**Stated problem:**
Render the material again word for word, skipping the pictures in it.

[Figure record extracts]

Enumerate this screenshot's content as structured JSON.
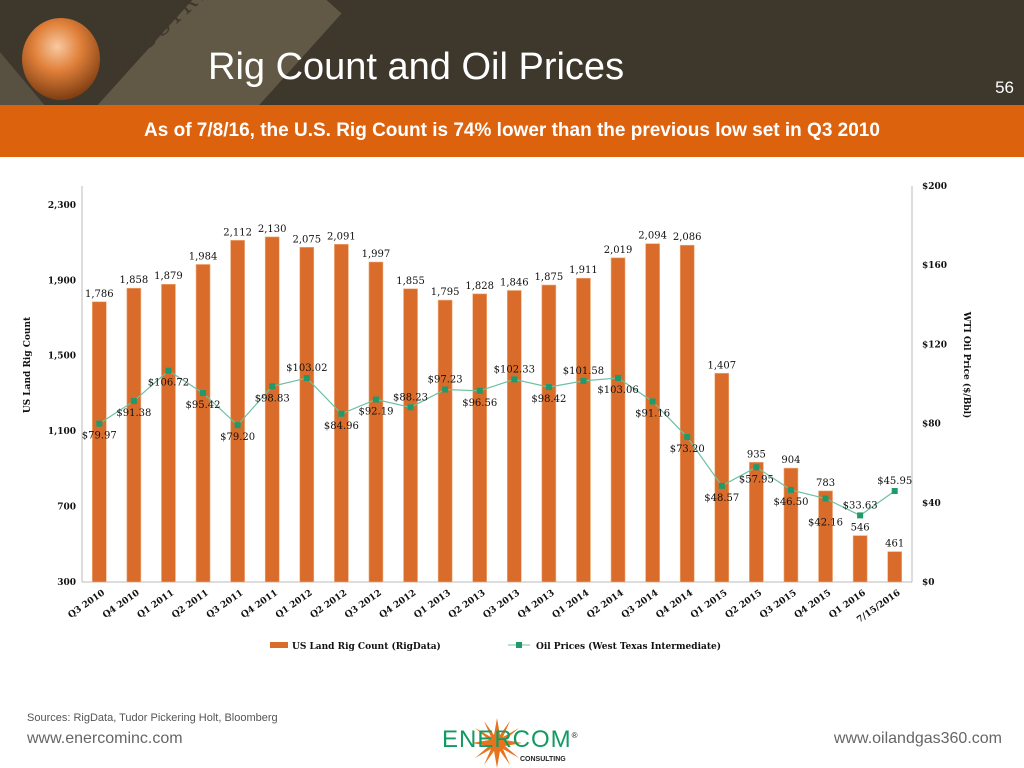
{
  "header": {
    "title": "Rig Count and Oil Prices",
    "page_number": "56",
    "decor_text": "INDUSTRY"
  },
  "subtitle": "As of 7/8/16, the U.S. Rig Count is 74% lower than the previous low set in Q3 2010",
  "chart_data": {
    "type": "bar+line",
    "categories": [
      "Q3 2010",
      "Q4 2010",
      "Q1 2011",
      "Q2 2011",
      "Q3 2011",
      "Q4 2011",
      "Q1 2012",
      "Q2 2012",
      "Q3 2012",
      "Q4 2012",
      "Q1 2013",
      "Q2 2013",
      "Q3 2013",
      "Q4 2013",
      "Q1 2014",
      "Q2 2014",
      "Q3 2014",
      "Q4 2014",
      "Q1 2015",
      "Q2 2015",
      "Q3 2015",
      "Q4 2015",
      "Q1 2016",
      "7/15/2016"
    ],
    "series": [
      {
        "name": "US Land Rig Count (RigData)",
        "type": "bar",
        "axis": "left",
        "color": "#d96c2b",
        "values": [
          1786,
          1858,
          1879,
          1984,
          2112,
          2130,
          2075,
          2091,
          1997,
          1855,
          1795,
          1828,
          1846,
          1875,
          1911,
          2019,
          2094,
          2086,
          1407,
          935,
          904,
          783,
          546,
          461
        ],
        "labels": [
          "1,786",
          "1,858",
          "1,879",
          "1,984",
          "2,112",
          "2,130",
          "2,075",
          "2,091",
          "1,997",
          "1,855",
          "1,795",
          "1,828",
          "1,846",
          "1,875",
          "1,911",
          "2,019",
          "2,094",
          "2,086",
          "1,407",
          "935",
          "904",
          "783",
          "546",
          "461"
        ]
      },
      {
        "name": "Oil Prices (West Texas Intermediate)",
        "type": "line",
        "axis": "right",
        "color": "#1f9a6a",
        "line_color": "#6cc0a0",
        "values": [
          79.97,
          91.38,
          106.72,
          95.42,
          79.2,
          98.83,
          103.02,
          84.96,
          92.19,
          88.23,
          97.23,
          96.56,
          102.33,
          98.42,
          101.58,
          103.06,
          91.16,
          73.2,
          48.57,
          57.95,
          46.5,
          42.16,
          33.63,
          45.95
        ],
        "labels": [
          "$79.97",
          "$91.38",
          "$106.72",
          "$95.42",
          "$79.20",
          "$98.83",
          "$103.02",
          "$84.96",
          "$92.19",
          "$88.23",
          "$97.23",
          "$96.56",
          "$102.33",
          "$98.42",
          "$101.58",
          "$103.06",
          "$91.16",
          "$73.20",
          "$48.57",
          "$57.95",
          "$46.50",
          "$42.16",
          "$33.63",
          "$45.95"
        ]
      }
    ],
    "ylabel": "US Land Rig Count",
    "y2label": "WTI Oil Price ($/Bbl)",
    "yticks": [
      "300",
      "700",
      "1,100",
      "1,500",
      "1,900",
      "2,300"
    ],
    "ytick_values": [
      300,
      700,
      1100,
      1500,
      1900,
      2300
    ],
    "y2ticks": [
      "$0",
      "$40",
      "$80",
      "$120",
      "$160",
      "$200"
    ],
    "y2tick_values": [
      0,
      40,
      80,
      120,
      160,
      200
    ],
    "ylim": [
      300,
      2400
    ],
    "y2lim": [
      0,
      200
    ],
    "grid": false,
    "legend": "bottom"
  },
  "footer": {
    "sources": "Sources: RigData, Tudor Pickering Holt, Bloomberg",
    "left_url": "www.enercominc.com",
    "right_url": "www.oilandgas360.com",
    "brand": "ENERCOM",
    "brand_sub": "CONSULTING",
    "brand_mark": "®"
  }
}
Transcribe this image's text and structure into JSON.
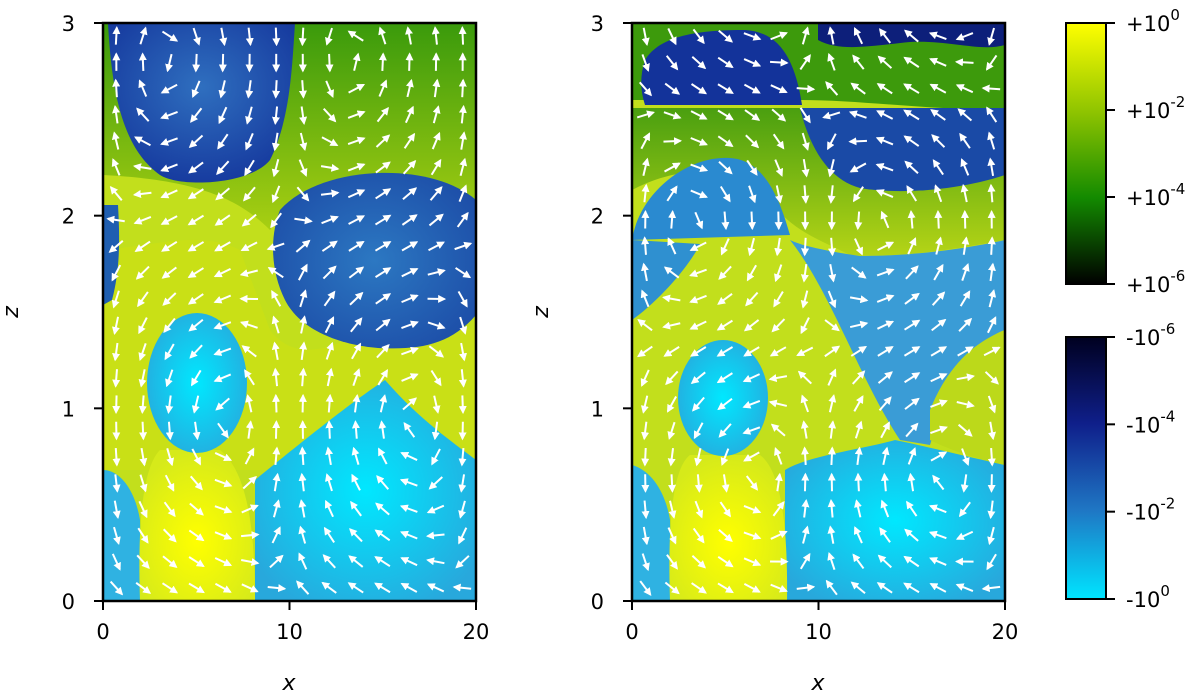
{
  "chart_data": [
    {
      "type": "heatmap",
      "title": "",
      "xlabel": "x",
      "ylabel": "z",
      "xlim": [
        0,
        20
      ],
      "ylim": [
        0,
        3
      ],
      "xticks": [
        0,
        10,
        20
      ],
      "yticks": [
        0,
        1,
        2,
        3
      ],
      "xtick_labels": [
        "0",
        "10",
        "20"
      ],
      "ytick_labels": [
        "0",
        "1",
        "2",
        "3"
      ],
      "grid": false,
      "cells": [
        {
          "x": 5,
          "z": 0.4,
          "sign": "positive",
          "level": 0
        },
        {
          "x": 15,
          "z": 0.45,
          "sign": "negative",
          "level": -1.5
        },
        {
          "x": 1,
          "z": 0.5,
          "sign": "negative",
          "level": -1.5
        },
        {
          "x": 5,
          "z": 1.15,
          "sign": "negative",
          "level": -1.5
        },
        {
          "x": 15,
          "z": 1.85,
          "sign": "negative",
          "level": -3.5
        },
        {
          "x": 5,
          "z": 2.7,
          "sign": "negative",
          "level": -3.5
        },
        {
          "x": 15,
          "z": 2.7,
          "sign": "positive",
          "level": -3
        },
        {
          "x": 5,
          "z": 1.75,
          "sign": "positive",
          "level": -1.5
        }
      ],
      "vectors": "flow-field (white arrows)"
    },
    {
      "type": "heatmap",
      "title": "",
      "xlabel": "x",
      "ylabel": "z",
      "xlim": [
        0,
        20
      ],
      "ylim": [
        0,
        3
      ],
      "xticks": [
        0,
        10,
        20
      ],
      "yticks": [
        0,
        1,
        2,
        3
      ],
      "xtick_labels": [
        "0",
        "10",
        "20"
      ],
      "ytick_labels": [
        "0",
        "1",
        "2",
        "3"
      ],
      "grid": false,
      "cells": [
        {
          "x": 5,
          "z": 0.4,
          "sign": "positive",
          "level": 0
        },
        {
          "x": 15,
          "z": 0.5,
          "sign": "negative",
          "level": -1.5
        },
        {
          "x": 5,
          "z": 1.1,
          "sign": "negative",
          "level": -1.5
        },
        {
          "x": 18,
          "z": 1.0,
          "sign": "positive",
          "level": -1.5
        },
        {
          "x": 15,
          "z": 1.6,
          "sign": "negative",
          "level": -2
        },
        {
          "x": 5,
          "z": 2.1,
          "sign": "negative",
          "level": -2
        },
        {
          "x": 15,
          "z": 2.4,
          "sign": "negative",
          "level": -3
        },
        {
          "x": 5,
          "z": 2.8,
          "sign": "negative",
          "level": -4
        },
        {
          "x": 16,
          "z": 2.95,
          "sign": "negative",
          "level": -5
        }
      ],
      "vectors": "flow-field (white arrows)"
    }
  ],
  "colorbars": {
    "positive": {
      "tick_labels": [
        "+10",
        "+10",
        "+10",
        "+10"
      ],
      "tick_exponents": [
        "0",
        "-2",
        "-4",
        "-6"
      ],
      "range": [
        1e-06,
        1
      ],
      "scale": "log",
      "colors": [
        "#000000",
        "#138a00",
        "#8fc400",
        "#ffff00"
      ]
    },
    "negative": {
      "tick_labels": [
        "-10",
        "-10",
        "-10",
        "-10"
      ],
      "tick_exponents": [
        "-6",
        "-4",
        "-2",
        "0"
      ],
      "range": [
        -1,
        -1e-06
      ],
      "scale": "symlog",
      "colors": [
        "#000020",
        "#0f1f8a",
        "#1f76c4",
        "#00e5ff"
      ]
    }
  }
}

**Exercise answer:**
Enumerate this screenshot's content as structured JSON.
{
  "header": {
    "title": "Rig Count and Oil Prices",
    "page_number": "56",
    "decor_text": "INDUSTRY"
  },
  "subtitle": "As of 7/8/16, the U.S. Rig Count is 74% lower than the previous low set in Q3 2010",
  "chart_data": {
    "type": "bar+line",
    "categories": [
      "Q3 2010",
      "Q4 2010",
      "Q1 2011",
      "Q2 2011",
      "Q3 2011",
      "Q4 2011",
      "Q1 2012",
      "Q2 2012",
      "Q3 2012",
      "Q4 2012",
      "Q1 2013",
      "Q2 2013",
      "Q3 2013",
      "Q4 2013",
      "Q1 2014",
      "Q2 2014",
      "Q3 2014",
      "Q4 2014",
      "Q1 2015",
      "Q2 2015",
      "Q3 2015",
      "Q4 2015",
      "Q1 2016",
      "7/15/2016"
    ],
    "series": [
      {
        "name": "US Land Rig Count (RigData)",
        "type": "bar",
        "axis": "left",
        "color": "#d96c2b",
        "values": [
          1786,
          1858,
          1879,
          1984,
          2112,
          2130,
          2075,
          2091,
          1997,
          1855,
          1795,
          1828,
          1846,
          1875,
          1911,
          2019,
          2094,
          2086,
          1407,
          935,
          904,
          783,
          546,
          461
        ],
        "labels": [
          "1,786",
          "1,858",
          "1,879",
          "1,984",
          "2,112",
          "2,130",
          "2,075",
          "2,091",
          "1,997",
          "1,855",
          "1,795",
          "1,828",
          "1,846",
          "1,875",
          "1,911",
          "2,019",
          "2,094",
          "2,086",
          "1,407",
          "935",
          "904",
          "783",
          "546",
          "461"
        ]
      },
      {
        "name": "Oil Prices (West Texas Intermediate)",
        "type": "line",
        "axis": "right",
        "color": "#1f9a6a",
        "line_color": "#6cc0a0",
        "values": [
          79.97,
          91.38,
          106.72,
          95.42,
          79.2,
          98.83,
          103.02,
          84.96,
          92.19,
          88.23,
          97.23,
          96.56,
          102.33,
          98.42,
          101.58,
          103.06,
          91.16,
          73.2,
          48.57,
          57.95,
          46.5,
          42.16,
          33.63,
          45.95
        ],
        "labels": [
          "$79.97",
          "$91.38",
          "$106.72",
          "$95.42",
          "$79.20",
          "$98.83",
          "$103.02",
          "$84.96",
          "$92.19",
          "$88.23",
          "$97.23",
          "$96.56",
          "$102.33",
          "$98.42",
          "$101.58",
          "$103.06",
          "$91.16",
          "$73.20",
          "$48.57",
          "$57.95",
          "$46.50",
          "$42.16",
          "$33.63",
          "$45.95"
        ]
      }
    ],
    "ylabel": "US Land Rig Count",
    "y2label": "WTI Oil Price ($/Bbl)",
    "yticks": [
      "300",
      "700",
      "1,100",
      "1,500",
      "1,900",
      "2,300"
    ],
    "ytick_values": [
      300,
      700,
      1100,
      1500,
      1900,
      2300
    ],
    "y2ticks": [
      "$0",
      "$40",
      "$80",
      "$120",
      "$160",
      "$200"
    ],
    "y2tick_values": [
      0,
      40,
      80,
      120,
      160,
      200
    ],
    "ylim": [
      300,
      2400
    ],
    "y2lim": [
      0,
      200
    ],
    "grid": false,
    "legend": "bottom"
  },
  "footer": {
    "sources": "Sources: RigData, Tudor Pickering Holt, Bloomberg",
    "left_url": "www.enercominc.com",
    "right_url": "www.oilandgas360.com",
    "brand": "ENERCOM",
    "brand_sub": "CONSULTING",
    "brand_mark": "®"
  }
}
Transcribe this image's text and structure into JSON.
{
  "chart_data": [
    {
      "type": "heatmap",
      "title": "",
      "xlabel": "x",
      "ylabel": "z",
      "xlim": [
        0,
        20
      ],
      "ylim": [
        0,
        3
      ],
      "xticks": [
        0,
        10,
        20
      ],
      "yticks": [
        0,
        1,
        2,
        3
      ],
      "xtick_labels": [
        "0",
        "10",
        "20"
      ],
      "ytick_labels": [
        "0",
        "1",
        "2",
        "3"
      ],
      "grid": false,
      "cells": [
        {
          "x": 5,
          "z": 0.4,
          "sign": "positive",
          "level": 0
        },
        {
          "x": 15,
          "z": 0.45,
          "sign": "negative",
          "level": -1.5
        },
        {
          "x": 1,
          "z": 0.5,
          "sign": "negative",
          "level": -1.5
        },
        {
          "x": 5,
          "z": 1.15,
          "sign": "negative",
          "level": -1.5
        },
        {
          "x": 15,
          "z": 1.85,
          "sign": "negative",
          "level": -3.5
        },
        {
          "x": 5,
          "z": 2.7,
          "sign": "negative",
          "level": -3.5
        },
        {
          "x": 15,
          "z": 2.7,
          "sign": "positive",
          "level": -3
        },
        {
          "x": 5,
          "z": 1.75,
          "sign": "positive",
          "level": -1.5
        }
      ],
      "vectors": "flow-field (white arrows)"
    },
    {
      "type": "heatmap",
      "title": "",
      "xlabel": "x",
      "ylabel": "z",
      "xlim": [
        0,
        20
      ],
      "ylim": [
        0,
        3
      ],
      "xticks": [
        0,
        10,
        20
      ],
      "yticks": [
        0,
        1,
        2,
        3
      ],
      "xtick_labels": [
        "0",
        "10",
        "20"
      ],
      "ytick_labels": [
        "0",
        "1",
        "2",
        "3"
      ],
      "grid": false,
      "cells": [
        {
          "x": 5,
          "z": 0.4,
          "sign": "positive",
          "level": 0
        },
        {
          "x": 15,
          "z": 0.5,
          "sign": "negative",
          "level": -1.5
        },
        {
          "x": 5,
          "z": 1.1,
          "sign": "negative",
          "level": -1.5
        },
        {
          "x": 18,
          "z": 1.0,
          "sign": "positive",
          "level": -1.5
        },
        {
          "x": 15,
          "z": 1.6,
          "sign": "negative",
          "level": -2
        },
        {
          "x": 5,
          "z": 2.1,
          "sign": "negative",
          "level": -2
        },
        {
          "x": 15,
          "z": 2.4,
          "sign": "negative",
          "level": -3
        },
        {
          "x": 5,
          "z": 2.8,
          "sign": "negative",
          "level": -4
        },
        {
          "x": 16,
          "z": 2.95,
          "sign": "negative",
          "level": -5
        }
      ],
      "vectors": "flow-field (white arrows)"
    }
  ],
  "colorbars": {
    "positive": {
      "tick_labels": [
        "+10",
        "+10",
        "+10",
        "+10"
      ],
      "tick_exponents": [
        "0",
        "-2",
        "-4",
        "-6"
      ],
      "range": [
        1e-06,
        1
      ],
      "scale": "log",
      "colors": [
        "#000000",
        "#138a00",
        "#8fc400",
        "#ffff00"
      ]
    },
    "negative": {
      "tick_labels": [
        "-10",
        "-10",
        "-10",
        "-10"
      ],
      "tick_exponents": [
        "-6",
        "-4",
        "-2",
        "0"
      ],
      "range": [
        -1,
        -1e-06
      ],
      "scale": "symlog",
      "colors": [
        "#000020",
        "#0f1f8a",
        "#1f76c4",
        "#00e5ff"
      ]
    }
  }
}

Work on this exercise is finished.